* _Records from a collection of figures_:

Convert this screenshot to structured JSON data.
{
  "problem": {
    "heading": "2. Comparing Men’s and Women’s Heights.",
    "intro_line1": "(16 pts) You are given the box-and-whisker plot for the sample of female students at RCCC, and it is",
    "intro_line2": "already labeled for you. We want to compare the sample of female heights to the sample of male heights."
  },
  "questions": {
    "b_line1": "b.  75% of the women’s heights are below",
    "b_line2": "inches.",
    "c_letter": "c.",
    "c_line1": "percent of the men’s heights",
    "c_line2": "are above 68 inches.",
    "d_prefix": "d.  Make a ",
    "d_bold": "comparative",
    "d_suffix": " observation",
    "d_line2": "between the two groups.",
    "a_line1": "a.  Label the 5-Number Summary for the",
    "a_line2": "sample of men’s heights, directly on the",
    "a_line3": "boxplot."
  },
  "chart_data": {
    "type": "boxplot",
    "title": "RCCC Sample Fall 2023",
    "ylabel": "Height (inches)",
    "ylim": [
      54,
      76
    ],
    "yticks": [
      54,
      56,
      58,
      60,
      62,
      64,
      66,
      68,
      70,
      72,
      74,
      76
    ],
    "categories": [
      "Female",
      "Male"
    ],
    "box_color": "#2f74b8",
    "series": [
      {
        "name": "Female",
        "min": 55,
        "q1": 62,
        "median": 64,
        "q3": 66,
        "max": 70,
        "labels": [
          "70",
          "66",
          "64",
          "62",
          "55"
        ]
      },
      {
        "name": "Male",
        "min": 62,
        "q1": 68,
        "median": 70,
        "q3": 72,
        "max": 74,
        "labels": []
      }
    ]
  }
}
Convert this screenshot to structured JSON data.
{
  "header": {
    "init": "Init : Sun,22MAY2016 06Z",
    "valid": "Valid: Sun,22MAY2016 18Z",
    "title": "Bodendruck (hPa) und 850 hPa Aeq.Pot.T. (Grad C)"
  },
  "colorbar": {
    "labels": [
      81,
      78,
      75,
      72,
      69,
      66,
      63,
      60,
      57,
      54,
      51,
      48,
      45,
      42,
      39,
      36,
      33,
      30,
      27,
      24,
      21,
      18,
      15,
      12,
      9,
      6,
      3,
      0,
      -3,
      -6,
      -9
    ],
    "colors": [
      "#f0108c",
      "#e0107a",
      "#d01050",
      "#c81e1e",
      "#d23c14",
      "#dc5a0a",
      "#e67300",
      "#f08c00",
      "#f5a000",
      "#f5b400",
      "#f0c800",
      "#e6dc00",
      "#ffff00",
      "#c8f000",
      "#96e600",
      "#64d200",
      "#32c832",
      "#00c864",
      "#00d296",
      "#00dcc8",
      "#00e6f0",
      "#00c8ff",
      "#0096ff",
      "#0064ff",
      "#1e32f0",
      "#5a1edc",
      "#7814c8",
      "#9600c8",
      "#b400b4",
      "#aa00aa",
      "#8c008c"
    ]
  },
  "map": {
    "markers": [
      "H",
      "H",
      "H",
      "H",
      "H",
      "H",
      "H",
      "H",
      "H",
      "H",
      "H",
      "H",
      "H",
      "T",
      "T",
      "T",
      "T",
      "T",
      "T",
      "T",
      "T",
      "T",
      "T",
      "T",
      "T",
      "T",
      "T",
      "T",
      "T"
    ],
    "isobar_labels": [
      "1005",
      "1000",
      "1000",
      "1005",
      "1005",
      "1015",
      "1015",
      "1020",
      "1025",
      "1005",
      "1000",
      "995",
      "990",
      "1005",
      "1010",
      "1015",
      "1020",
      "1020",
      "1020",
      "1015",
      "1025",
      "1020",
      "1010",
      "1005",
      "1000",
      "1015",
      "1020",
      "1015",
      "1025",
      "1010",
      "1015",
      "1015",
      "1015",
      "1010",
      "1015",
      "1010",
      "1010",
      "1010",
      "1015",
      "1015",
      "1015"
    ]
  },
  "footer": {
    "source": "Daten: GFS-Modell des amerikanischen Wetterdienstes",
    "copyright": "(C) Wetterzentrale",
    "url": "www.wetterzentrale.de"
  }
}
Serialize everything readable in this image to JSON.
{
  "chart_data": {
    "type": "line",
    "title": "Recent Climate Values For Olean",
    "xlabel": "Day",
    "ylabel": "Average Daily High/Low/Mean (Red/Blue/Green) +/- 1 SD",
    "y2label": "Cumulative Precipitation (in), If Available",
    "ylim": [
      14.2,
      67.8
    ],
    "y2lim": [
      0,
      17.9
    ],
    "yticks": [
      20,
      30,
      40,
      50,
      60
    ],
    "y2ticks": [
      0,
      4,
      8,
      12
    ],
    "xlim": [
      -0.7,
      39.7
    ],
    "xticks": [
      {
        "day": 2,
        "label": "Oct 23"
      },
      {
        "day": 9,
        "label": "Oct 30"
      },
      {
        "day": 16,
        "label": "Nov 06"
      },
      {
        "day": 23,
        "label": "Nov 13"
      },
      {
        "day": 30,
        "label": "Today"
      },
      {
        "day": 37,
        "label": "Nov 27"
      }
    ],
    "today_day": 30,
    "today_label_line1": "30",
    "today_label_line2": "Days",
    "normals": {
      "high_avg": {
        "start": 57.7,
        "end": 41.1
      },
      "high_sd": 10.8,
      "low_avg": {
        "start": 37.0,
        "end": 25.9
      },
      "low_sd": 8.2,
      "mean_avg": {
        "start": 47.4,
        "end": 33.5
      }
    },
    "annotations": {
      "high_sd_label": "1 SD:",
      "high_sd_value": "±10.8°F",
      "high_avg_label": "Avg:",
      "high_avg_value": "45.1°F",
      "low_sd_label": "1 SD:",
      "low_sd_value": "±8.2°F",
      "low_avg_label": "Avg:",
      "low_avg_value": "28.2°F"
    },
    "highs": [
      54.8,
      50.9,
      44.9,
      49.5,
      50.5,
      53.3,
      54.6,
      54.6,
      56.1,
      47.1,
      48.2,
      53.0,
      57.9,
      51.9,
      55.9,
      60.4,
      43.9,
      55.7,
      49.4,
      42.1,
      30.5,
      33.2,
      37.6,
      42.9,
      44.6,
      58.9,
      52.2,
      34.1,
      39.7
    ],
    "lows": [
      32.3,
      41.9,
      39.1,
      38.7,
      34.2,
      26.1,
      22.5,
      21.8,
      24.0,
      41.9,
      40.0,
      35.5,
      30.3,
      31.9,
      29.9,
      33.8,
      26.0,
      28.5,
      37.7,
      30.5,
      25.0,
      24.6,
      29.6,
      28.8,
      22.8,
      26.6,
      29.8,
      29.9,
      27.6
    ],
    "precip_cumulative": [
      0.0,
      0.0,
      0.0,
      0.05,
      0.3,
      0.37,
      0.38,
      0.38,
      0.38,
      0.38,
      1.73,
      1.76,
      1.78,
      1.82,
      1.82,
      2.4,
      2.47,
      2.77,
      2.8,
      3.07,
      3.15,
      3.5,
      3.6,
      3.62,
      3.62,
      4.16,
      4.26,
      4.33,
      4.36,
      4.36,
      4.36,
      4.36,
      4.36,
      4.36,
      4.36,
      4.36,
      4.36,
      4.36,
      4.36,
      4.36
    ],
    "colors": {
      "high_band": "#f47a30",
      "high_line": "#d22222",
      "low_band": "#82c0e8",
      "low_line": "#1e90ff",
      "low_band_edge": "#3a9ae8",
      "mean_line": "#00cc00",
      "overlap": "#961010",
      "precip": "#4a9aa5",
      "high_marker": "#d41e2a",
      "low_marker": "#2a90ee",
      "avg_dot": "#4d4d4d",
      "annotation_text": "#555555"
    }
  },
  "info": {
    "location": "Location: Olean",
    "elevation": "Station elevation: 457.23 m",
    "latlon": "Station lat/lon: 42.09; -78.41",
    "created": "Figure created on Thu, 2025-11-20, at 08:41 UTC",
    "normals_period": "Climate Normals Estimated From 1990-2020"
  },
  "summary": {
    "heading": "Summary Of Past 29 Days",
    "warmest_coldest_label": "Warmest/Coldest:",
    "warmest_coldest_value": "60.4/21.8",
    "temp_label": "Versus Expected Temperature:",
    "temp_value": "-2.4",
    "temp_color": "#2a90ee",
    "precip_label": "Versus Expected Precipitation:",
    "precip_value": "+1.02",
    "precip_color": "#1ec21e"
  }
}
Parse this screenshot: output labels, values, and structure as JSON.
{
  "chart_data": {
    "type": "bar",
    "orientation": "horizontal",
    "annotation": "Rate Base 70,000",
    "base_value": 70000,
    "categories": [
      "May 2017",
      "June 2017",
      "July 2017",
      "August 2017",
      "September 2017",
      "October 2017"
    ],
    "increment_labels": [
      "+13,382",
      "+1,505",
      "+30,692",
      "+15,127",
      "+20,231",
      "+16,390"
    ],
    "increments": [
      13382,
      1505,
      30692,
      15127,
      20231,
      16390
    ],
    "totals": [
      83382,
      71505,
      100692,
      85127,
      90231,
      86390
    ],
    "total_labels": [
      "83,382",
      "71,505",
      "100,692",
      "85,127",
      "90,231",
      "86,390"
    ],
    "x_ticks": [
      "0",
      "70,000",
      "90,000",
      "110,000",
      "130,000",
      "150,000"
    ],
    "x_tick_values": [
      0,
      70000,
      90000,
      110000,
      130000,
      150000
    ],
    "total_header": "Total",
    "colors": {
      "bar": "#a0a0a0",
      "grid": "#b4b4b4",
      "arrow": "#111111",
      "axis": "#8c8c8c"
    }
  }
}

* _Given problem_: Note each line of the entries that has "Days" in it, and copy those lines.

* _Output_:
    "today_label_line2": "Days",
    "heading": "Summary Of Past 29 Days",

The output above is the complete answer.